▸ **Goal**
Quote every line of the data below as it stands, omitting pictures.

▸ **Data entries**
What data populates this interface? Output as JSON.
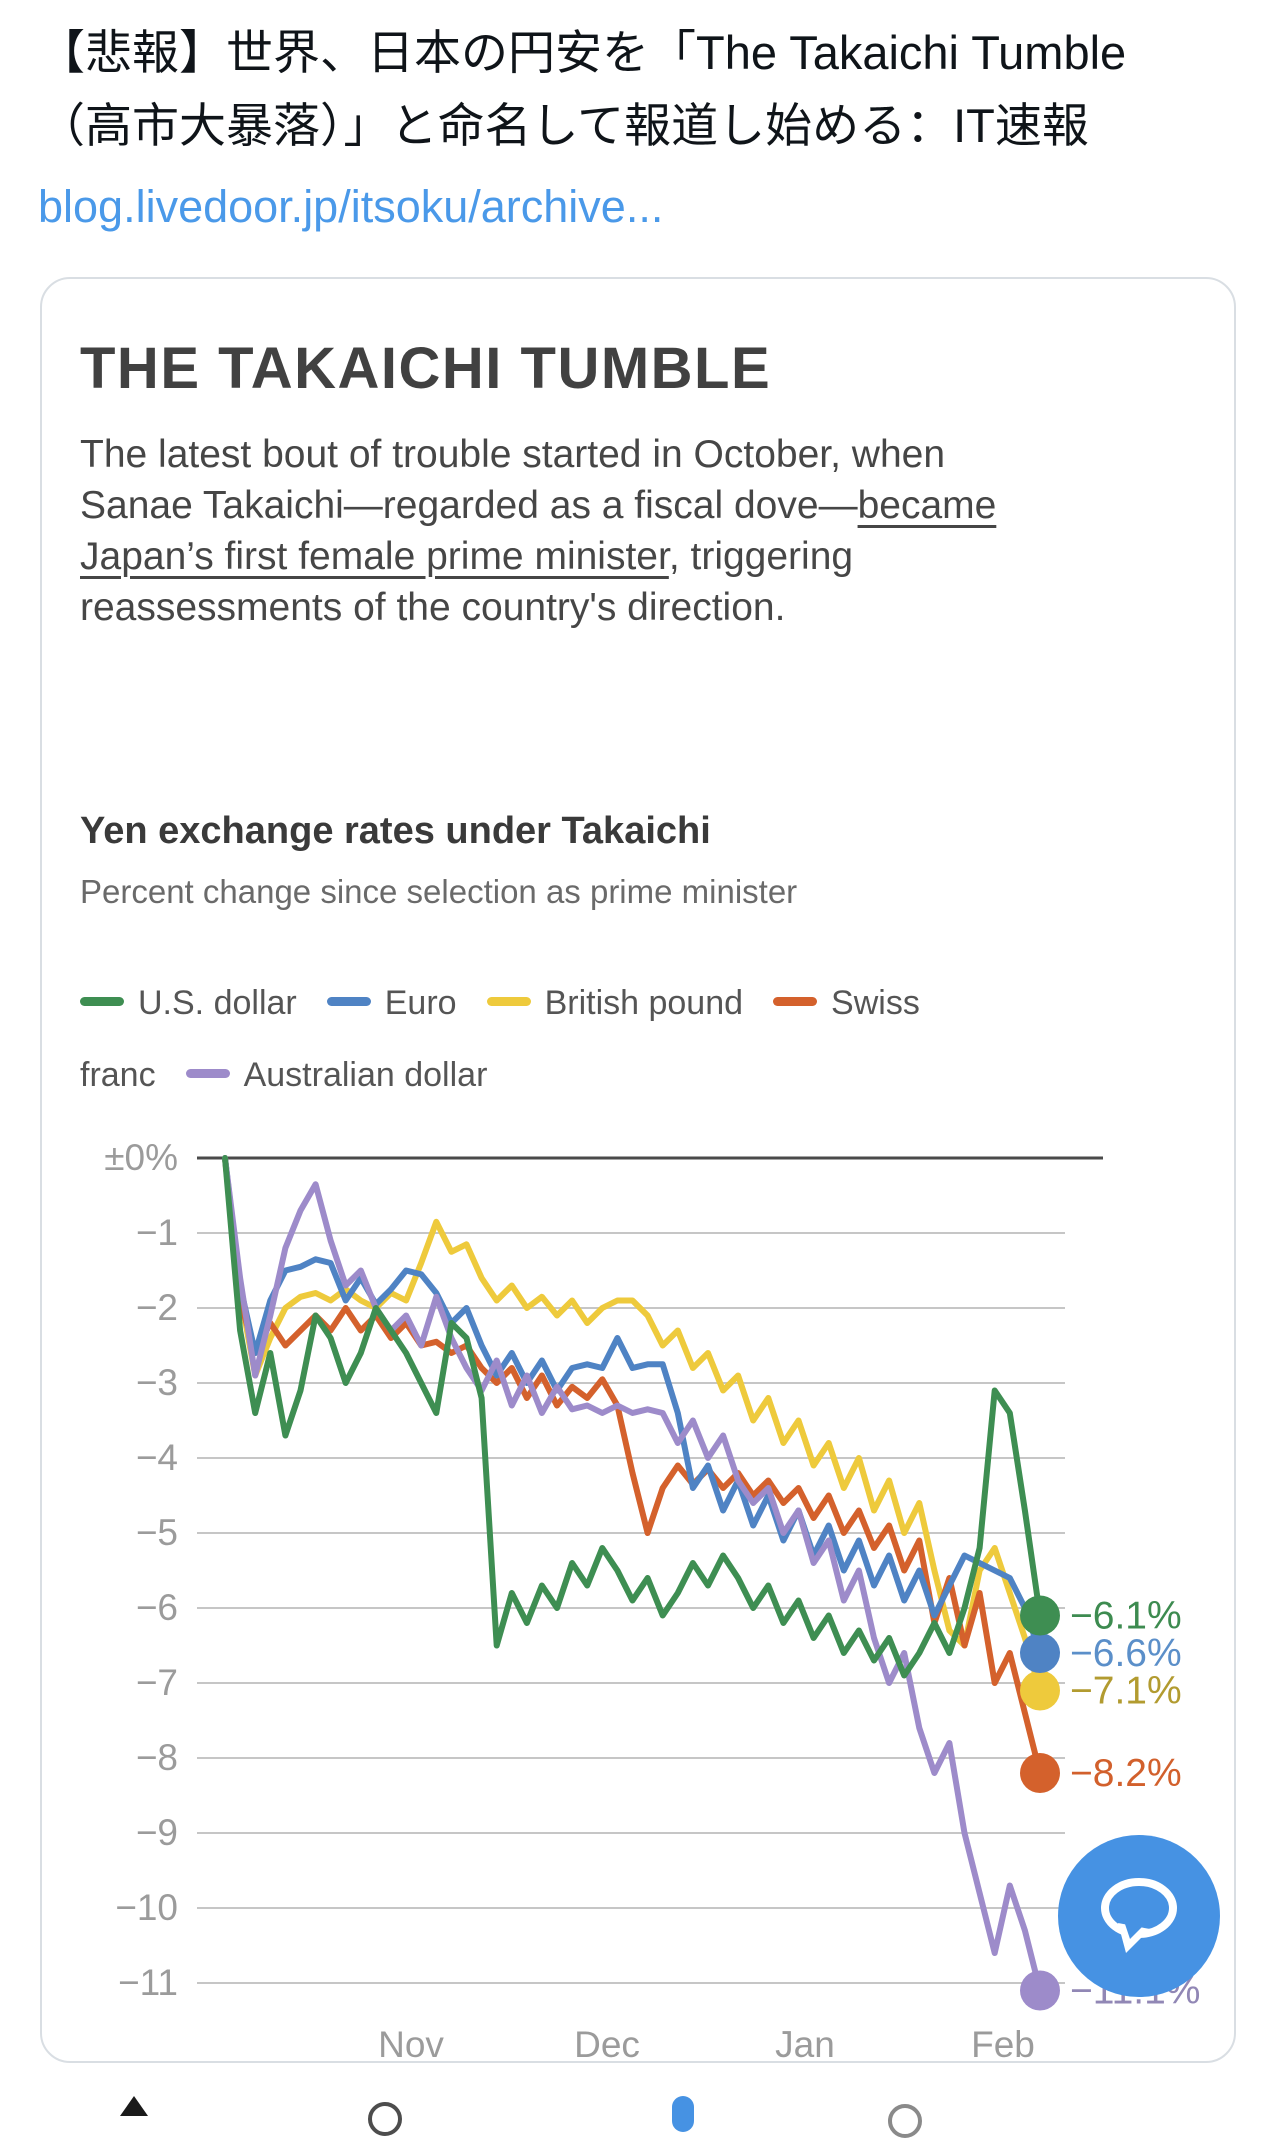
{
  "tweet": {
    "text_lines": [
      "【悲報】世界、日本の円安を「The Takaichi Tumble",
      "（高市大暴落）」と命名して報道し始める：IT速報"
    ],
    "link_text": "blog.livedoor.jp/itsoku/archive..."
  },
  "article": {
    "title": "THE TAKAICHI TUMBLE",
    "paragraph_lines": [
      [
        {
          "t": "The latest bout of trouble started in October, when"
        }
      ],
      [
        {
          "t": "Sanae Takaichi—regarded as a fiscal dove—"
        },
        {
          "t": "became",
          "u": true
        }
      ],
      [
        {
          "t": "Japan’s first female prime minister",
          "u": true
        },
        {
          "t": ", triggering"
        }
      ],
      [
        {
          "t": "reassessments of the country's direction."
        }
      ]
    ]
  },
  "chart_data": {
    "type": "line",
    "title": "Yen exchange rates under Takaichi",
    "subtitle": "Percent change since selection as prime minister",
    "unit": "percent change",
    "ylim": [
      -11.5,
      0.3
    ],
    "grid": true,
    "legend_position": "top",
    "x_axis_labels": [
      "Nov",
      "Dec",
      "Jan",
      "Feb"
    ],
    "y_ticks": [
      {
        "label": "±0%",
        "value": 0
      },
      {
        "label": "−1",
        "value": -1
      },
      {
        "label": "−2",
        "value": -2
      },
      {
        "label": "−3",
        "value": -3
      },
      {
        "label": "−4",
        "value": -4
      },
      {
        "label": "−5",
        "value": -5
      },
      {
        "label": "−6",
        "value": -6
      },
      {
        "label": "−7",
        "value": -7
      },
      {
        "label": "−8",
        "value": -8
      },
      {
        "label": "−9",
        "value": -9
      },
      {
        "label": "−10",
        "value": -10
      },
      {
        "label": "−11",
        "value": -11
      }
    ],
    "series": [
      {
        "name": "U.S. dollar",
        "color": "#3e8e52",
        "label_color": "#3d8b50",
        "end_label": "−6.1%",
        "final_value": -6.1,
        "values": [
          0,
          -2.3,
          -3.4,
          -2.6,
          -3.7,
          -3.1,
          -2.1,
          -2.4,
          -3.0,
          -2.6,
          -2.0,
          -2.3,
          -2.6,
          -3.0,
          -3.4,
          -2.2,
          -2.4,
          -3.2,
          -6.5,
          -5.8,
          -6.2,
          -5.7,
          -6.0,
          -5.4,
          -5.7,
          -5.2,
          -5.5,
          -5.9,
          -5.6,
          -6.1,
          -5.8,
          -5.4,
          -5.7,
          -5.3,
          -5.6,
          -6.0,
          -5.7,
          -6.2,
          -5.9,
          -6.4,
          -6.1,
          -6.6,
          -6.3,
          -6.7,
          -6.4,
          -6.9,
          -6.6,
          -6.2,
          -6.6,
          -6.0,
          -5.2,
          -3.1,
          -3.4,
          -4.7,
          -6.1
        ]
      },
      {
        "name": "Euro",
        "color": "#4f83c4",
        "label_color": "#5b8fc9",
        "end_label": "−6.6%",
        "final_value": -6.6,
        "values": [
          0,
          -1.7,
          -2.6,
          -1.9,
          -1.5,
          -1.45,
          -1.35,
          -1.4,
          -1.9,
          -1.6,
          -1.95,
          -1.75,
          -1.5,
          -1.55,
          -1.8,
          -2.2,
          -2.0,
          -2.5,
          -2.9,
          -2.6,
          -3.0,
          -2.7,
          -3.1,
          -2.8,
          -2.75,
          -2.8,
          -2.4,
          -2.8,
          -2.75,
          -2.75,
          -3.4,
          -4.4,
          -4.1,
          -4.7,
          -4.3,
          -4.9,
          -4.5,
          -5.1,
          -4.7,
          -5.3,
          -4.9,
          -5.5,
          -5.1,
          -5.7,
          -5.3,
          -5.9,
          -5.5,
          -6.1,
          -5.7,
          -5.3,
          -5.4,
          -5.5,
          -5.6,
          -6.0,
          -6.6
        ]
      },
      {
        "name": "British pound",
        "color": "#eeca3c",
        "label_color": "#b29b30",
        "end_label": "−7.1%",
        "final_value": -7.1,
        "values": [
          0,
          -1.8,
          -2.9,
          -2.4,
          -2.0,
          -1.85,
          -1.8,
          -1.9,
          -1.75,
          -1.9,
          -2.0,
          -1.8,
          -1.9,
          -1.4,
          -0.85,
          -1.25,
          -1.15,
          -1.6,
          -1.9,
          -1.7,
          -2.0,
          -1.85,
          -2.1,
          -1.9,
          -2.2,
          -2.0,
          -1.9,
          -1.9,
          -2.1,
          -2.5,
          -2.3,
          -2.8,
          -2.6,
          -3.1,
          -2.9,
          -3.5,
          -3.2,
          -3.8,
          -3.5,
          -4.1,
          -3.8,
          -4.4,
          -4.0,
          -4.7,
          -4.3,
          -5.0,
          -4.6,
          -5.5,
          -6.3,
          -6.5,
          -5.5,
          -5.2,
          -5.8,
          -6.4,
          -7.1
        ]
      },
      {
        "name": "Swiss franc",
        "color": "#d4612c",
        "label_color": "#d2602c",
        "end_label": "−8.2%",
        "final_value": -8.2,
        "values": [
          0,
          -1.9,
          -2.6,
          -2.2,
          -2.5,
          -2.3,
          -2.1,
          -2.3,
          -2.0,
          -2.3,
          -2.1,
          -2.4,
          -2.2,
          -2.5,
          -2.45,
          -2.6,
          -2.5,
          -2.8,
          -3.0,
          -2.8,
          -3.2,
          -2.9,
          -3.3,
          -3.05,
          -3.2,
          -2.95,
          -3.3,
          -4.2,
          -5.0,
          -4.4,
          -4.1,
          -4.35,
          -4.15,
          -4.4,
          -4.2,
          -4.5,
          -4.3,
          -4.6,
          -4.4,
          -4.8,
          -4.5,
          -5.0,
          -4.7,
          -5.2,
          -4.9,
          -5.5,
          -5.1,
          -6.2,
          -5.6,
          -6.5,
          -5.8,
          -7.0,
          -6.6,
          -7.4,
          -8.2
        ]
      },
      {
        "name": "Australian dollar",
        "color": "#9d8bca",
        "label_color": "#9187b5",
        "end_label": "−11.1%",
        "final_value": -11.1,
        "values": [
          0,
          -1.6,
          -2.9,
          -2.1,
          -1.2,
          -0.7,
          -0.35,
          -1.1,
          -1.7,
          -1.5,
          -2.0,
          -2.3,
          -2.1,
          -2.5,
          -1.85,
          -2.4,
          -2.8,
          -3.1,
          -2.7,
          -3.3,
          -2.9,
          -3.4,
          -3.05,
          -3.35,
          -3.3,
          -3.4,
          -3.3,
          -3.4,
          -3.35,
          -3.4,
          -3.8,
          -3.5,
          -4.0,
          -3.7,
          -4.3,
          -4.6,
          -4.4,
          -5.0,
          -4.7,
          -5.4,
          -5.1,
          -5.9,
          -5.5,
          -6.4,
          -7.0,
          -6.6,
          -7.6,
          -8.2,
          -7.8,
          -9.0,
          -9.8,
          -10.6,
          -9.7,
          -10.3,
          -11.1
        ]
      }
    ],
    "legend_rows": [
      [
        {
          "swatch": "#3e8e52",
          "text": "U.S. dollar"
        },
        {
          "swatch": "#4f83c4",
          "text": "Euro"
        },
        {
          "swatch": "#eeca3c",
          "text": "British pound"
        },
        {
          "swatch": "#d4612c",
          "text": "Swiss"
        }
      ],
      [
        {
          "text": "franc"
        },
        {
          "swatch": "#9d8bca",
          "text": "Australian dollar"
        }
      ]
    ]
  },
  "fab": {
    "icon": "chat-bubble-icon",
    "color": "#4692e3"
  },
  "bottom_bar": {
    "icons": [
      "share-icon",
      "status-circle-icon",
      "views-bar-icon",
      "status-circle-icon"
    ]
  }
}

▸ **Exercise result**
What data populates this interface? Output as JSON.
{
  "tweet": {
    "text_lines": [
      "【悲報】世界、日本の円安を「The Takaichi Tumble",
      "（高市大暴落）」と命名して報道し始める：IT速報"
    ],
    "link_text": "blog.livedoor.jp/itsoku/archive..."
  },
  "article": {
    "title": "THE TAKAICHI TUMBLE",
    "paragraph_lines": [
      [
        {
          "t": "The latest bout of trouble started in October, when"
        }
      ],
      [
        {
          "t": "Sanae Takaichi—regarded as a fiscal dove—"
        },
        {
          "t": "became",
          "u": true
        }
      ],
      [
        {
          "t": "Japan’s first female prime minister",
          "u": true
        },
        {
          "t": ", triggering"
        }
      ],
      [
        {
          "t": "reassessments of the country's direction."
        }
      ]
    ]
  },
  "chart_data": {
    "type": "line",
    "title": "Yen exchange rates under Takaichi",
    "subtitle": "Percent change since selection as prime minister",
    "unit": "percent change",
    "ylim": [
      -11.5,
      0.3
    ],
    "grid": true,
    "legend_position": "top",
    "x_axis_labels": [
      "Nov",
      "Dec",
      "Jan",
      "Feb"
    ],
    "y_ticks": [
      {
        "label": "±0%",
        "value": 0
      },
      {
        "label": "−1",
        "value": -1
      },
      {
        "label": "−2",
        "value": -2
      },
      {
        "label": "−3",
        "value": -3
      },
      {
        "label": "−4",
        "value": -4
      },
      {
        "label": "−5",
        "value": -5
      },
      {
        "label": "−6",
        "value": -6
      },
      {
        "label": "−7",
        "value": -7
      },
      {
        "label": "−8",
        "value": -8
      },
      {
        "label": "−9",
        "value": -9
      },
      {
        "label": "−10",
        "value": -10
      },
      {
        "label": "−11",
        "value": -11
      }
    ],
    "series": [
      {
        "name": "U.S. dollar",
        "color": "#3e8e52",
        "label_color": "#3d8b50",
        "end_label": "−6.1%",
        "final_value": -6.1,
        "values": [
          0,
          -2.3,
          -3.4,
          -2.6,
          -3.7,
          -3.1,
          -2.1,
          -2.4,
          -3.0,
          -2.6,
          -2.0,
          -2.3,
          -2.6,
          -3.0,
          -3.4,
          -2.2,
          -2.4,
          -3.2,
          -6.5,
          -5.8,
          -6.2,
          -5.7,
          -6.0,
          -5.4,
          -5.7,
          -5.2,
          -5.5,
          -5.9,
          -5.6,
          -6.1,
          -5.8,
          -5.4,
          -5.7,
          -5.3,
          -5.6,
          -6.0,
          -5.7,
          -6.2,
          -5.9,
          -6.4,
          -6.1,
          -6.6,
          -6.3,
          -6.7,
          -6.4,
          -6.9,
          -6.6,
          -6.2,
          -6.6,
          -6.0,
          -5.2,
          -3.1,
          -3.4,
          -4.7,
          -6.1
        ]
      },
      {
        "name": "Euro",
        "color": "#4f83c4",
        "label_color": "#5b8fc9",
        "end_label": "−6.6%",
        "final_value": -6.6,
        "values": [
          0,
          -1.7,
          -2.6,
          -1.9,
          -1.5,
          -1.45,
          -1.35,
          -1.4,
          -1.9,
          -1.6,
          -1.95,
          -1.75,
          -1.5,
          -1.55,
          -1.8,
          -2.2,
          -2.0,
          -2.5,
          -2.9,
          -2.6,
          -3.0,
          -2.7,
          -3.1,
          -2.8,
          -2.75,
          -2.8,
          -2.4,
          -2.8,
          -2.75,
          -2.75,
          -3.4,
          -4.4,
          -4.1,
          -4.7,
          -4.3,
          -4.9,
          -4.5,
          -5.1,
          -4.7,
          -5.3,
          -4.9,
          -5.5,
          -5.1,
          -5.7,
          -5.3,
          -5.9,
          -5.5,
          -6.1,
          -5.7,
          -5.3,
          -5.4,
          -5.5,
          -5.6,
          -6.0,
          -6.6
        ]
      },
      {
        "name": "British pound",
        "color": "#eeca3c",
        "label_color": "#b29b30",
        "end_label": "−7.1%",
        "final_value": -7.1,
        "values": [
          0,
          -1.8,
          -2.9,
          -2.4,
          -2.0,
          -1.85,
          -1.8,
          -1.9,
          -1.75,
          -1.9,
          -2.0,
          -1.8,
          -1.9,
          -1.4,
          -0.85,
          -1.25,
          -1.15,
          -1.6,
          -1.9,
          -1.7,
          -2.0,
          -1.85,
          -2.1,
          -1.9,
          -2.2,
          -2.0,
          -1.9,
          -1.9,
          -2.1,
          -2.5,
          -2.3,
          -2.8,
          -2.6,
          -3.1,
          -2.9,
          -3.5,
          -3.2,
          -3.8,
          -3.5,
          -4.1,
          -3.8,
          -4.4,
          -4.0,
          -4.7,
          -4.3,
          -5.0,
          -4.6,
          -5.5,
          -6.3,
          -6.5,
          -5.5,
          -5.2,
          -5.8,
          -6.4,
          -7.1
        ]
      },
      {
        "name": "Swiss franc",
        "color": "#d4612c",
        "label_color": "#d2602c",
        "end_label": "−8.2%",
        "final_value": -8.2,
        "values": [
          0,
          -1.9,
          -2.6,
          -2.2,
          -2.5,
          -2.3,
          -2.1,
          -2.3,
          -2.0,
          -2.3,
          -2.1,
          -2.4,
          -2.2,
          -2.5,
          -2.45,
          -2.6,
          -2.5,
          -2.8,
          -3.0,
          -2.8,
          -3.2,
          -2.9,
          -3.3,
          -3.05,
          -3.2,
          -2.95,
          -3.3,
          -4.2,
          -5.0,
          -4.4,
          -4.1,
          -4.35,
          -4.15,
          -4.4,
          -4.2,
          -4.5,
          -4.3,
          -4.6,
          -4.4,
          -4.8,
          -4.5,
          -5.0,
          -4.7,
          -5.2,
          -4.9,
          -5.5,
          -5.1,
          -6.2,
          -5.6,
          -6.5,
          -5.8,
          -7.0,
          -6.6,
          -7.4,
          -8.2
        ]
      },
      {
        "name": "Australian dollar",
        "color": "#9d8bca",
        "label_color": "#9187b5",
        "end_label": "−11.1%",
        "final_value": -11.1,
        "values": [
          0,
          -1.6,
          -2.9,
          -2.1,
          -1.2,
          -0.7,
          -0.35,
          -1.1,
          -1.7,
          -1.5,
          -2.0,
          -2.3,
          -2.1,
          -2.5,
          -1.85,
          -2.4,
          -2.8,
          -3.1,
          -2.7,
          -3.3,
          -2.9,
          -3.4,
          -3.05,
          -3.35,
          -3.3,
          -3.4,
          -3.3,
          -3.4,
          -3.35,
          -3.4,
          -3.8,
          -3.5,
          -4.0,
          -3.7,
          -4.3,
          -4.6,
          -4.4,
          -5.0,
          -4.7,
          -5.4,
          -5.1,
          -5.9,
          -5.5,
          -6.4,
          -7.0,
          -6.6,
          -7.6,
          -8.2,
          -7.8,
          -9.0,
          -9.8,
          -10.6,
          -9.7,
          -10.3,
          -11.1
        ]
      }
    ],
    "legend_rows": [
      [
        {
          "swatch": "#3e8e52",
          "text": "U.S. dollar"
        },
        {
          "swatch": "#4f83c4",
          "text": "Euro"
        },
        {
          "swatch": "#eeca3c",
          "text": "British pound"
        },
        {
          "swatch": "#d4612c",
          "text": "Swiss"
        }
      ],
      [
        {
          "text": "franc"
        },
        {
          "swatch": "#9d8bca",
          "text": "Australian dollar"
        }
      ]
    ]
  },
  "fab": {
    "icon": "chat-bubble-icon",
    "color": "#4692e3"
  },
  "bottom_bar": {
    "icons": [
      "share-icon",
      "status-circle-icon",
      "views-bar-icon",
      "status-circle-icon"
    ]
  }
}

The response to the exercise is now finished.